## begin Supplied material
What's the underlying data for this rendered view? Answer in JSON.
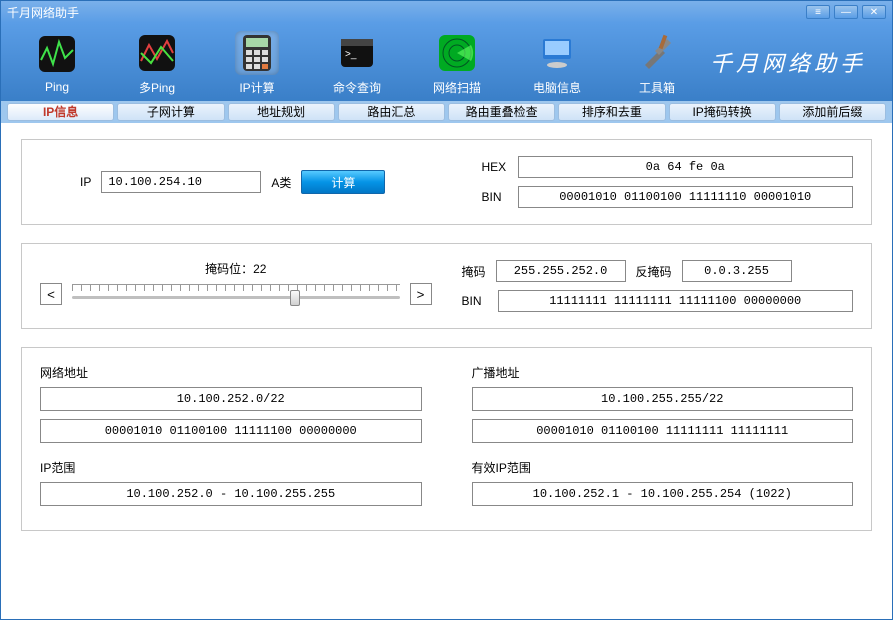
{
  "window": {
    "title": "千月网络助手"
  },
  "brand": "千月网络助手",
  "toolbar": [
    {
      "name": "ping",
      "label": "Ping"
    },
    {
      "name": "multiping",
      "label": "多Ping"
    },
    {
      "name": "ipcalc",
      "label": "IP计算"
    },
    {
      "name": "cmd",
      "label": "命令查询"
    },
    {
      "name": "netscan",
      "label": "网络扫描"
    },
    {
      "name": "pcinfo",
      "label": "电脑信息"
    },
    {
      "name": "toolbox",
      "label": "工具箱"
    }
  ],
  "subtabs": [
    "IP信息",
    "子网计算",
    "地址规划",
    "路由汇总",
    "路由重叠检查",
    "排序和去重",
    "IP掩码转换",
    "添加前后缀"
  ],
  "ip_panel": {
    "ip_label": "IP",
    "ip_value": "10.100.254.10",
    "ip_class": "A类",
    "calc_label": "计算",
    "hex_label": "HEX",
    "hex_value": "0a 64 fe 0a",
    "bin_label": "BIN",
    "bin_value": "00001010 01100100 11111110 00001010"
  },
  "mask_panel": {
    "mask_bits_label": "掩码位：",
    "mask_bits": "22",
    "mask_label": "掩码",
    "mask_value": "255.255.252.0",
    "wildcard_label": "反掩码",
    "wildcard_value": "0.0.3.255",
    "bin_label": "BIN",
    "bin_value": "11111111 11111111 11111100 00000000",
    "slider_percent": 68
  },
  "result_panel": {
    "net_addr_label": "网络地址",
    "net_addr": "10.100.252.0/22",
    "net_bin": "00001010 01100100 11111100 00000000",
    "bcast_label": "广播地址",
    "bcast": "10.100.255.255/22",
    "bcast_bin": "00001010 01100100 11111111 11111111",
    "ip_range_label": "IP范围",
    "ip_range": "10.100.252.0 - 10.100.255.255",
    "valid_range_label": "有效IP范围",
    "valid_range": "10.100.252.1 - 10.100.255.254 (1022)"
  }
}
## end Supplied material
## Given instruction
Every entry above should be duplicated exactly. Do not include the images.

## Final result
What's the underlying data for this rendered view? Answer in JSON.
{
  "window": {
    "title": "千月网络助手"
  },
  "brand": "千月网络助手",
  "toolbar": [
    {
      "name": "ping",
      "label": "Ping"
    },
    {
      "name": "multiping",
      "label": "多Ping"
    },
    {
      "name": "ipcalc",
      "label": "IP计算"
    },
    {
      "name": "cmd",
      "label": "命令查询"
    },
    {
      "name": "netscan",
      "label": "网络扫描"
    },
    {
      "name": "pcinfo",
      "label": "电脑信息"
    },
    {
      "name": "toolbox",
      "label": "工具箱"
    }
  ],
  "subtabs": [
    "IP信息",
    "子网计算",
    "地址规划",
    "路由汇总",
    "路由重叠检查",
    "排序和去重",
    "IP掩码转换",
    "添加前后缀"
  ],
  "ip_panel": {
    "ip_label": "IP",
    "ip_value": "10.100.254.10",
    "ip_class": "A类",
    "calc_label": "计算",
    "hex_label": "HEX",
    "hex_value": "0a 64 fe 0a",
    "bin_label": "BIN",
    "bin_value": "00001010 01100100 11111110 00001010"
  },
  "mask_panel": {
    "mask_bits_label": "掩码位：",
    "mask_bits": "22",
    "mask_label": "掩码",
    "mask_value": "255.255.252.0",
    "wildcard_label": "反掩码",
    "wildcard_value": "0.0.3.255",
    "bin_label": "BIN",
    "bin_value": "11111111 11111111 11111100 00000000",
    "slider_percent": 68
  },
  "result_panel": {
    "net_addr_label": "网络地址",
    "net_addr": "10.100.252.0/22",
    "net_bin": "00001010 01100100 11111100 00000000",
    "bcast_label": "广播地址",
    "bcast": "10.100.255.255/22",
    "bcast_bin": "00001010 01100100 11111111 11111111",
    "ip_range_label": "IP范围",
    "ip_range": "10.100.252.0 - 10.100.255.255",
    "valid_range_label": "有效IP范围",
    "valid_range": "10.100.252.1 - 10.100.255.254 (1022)"
  }
}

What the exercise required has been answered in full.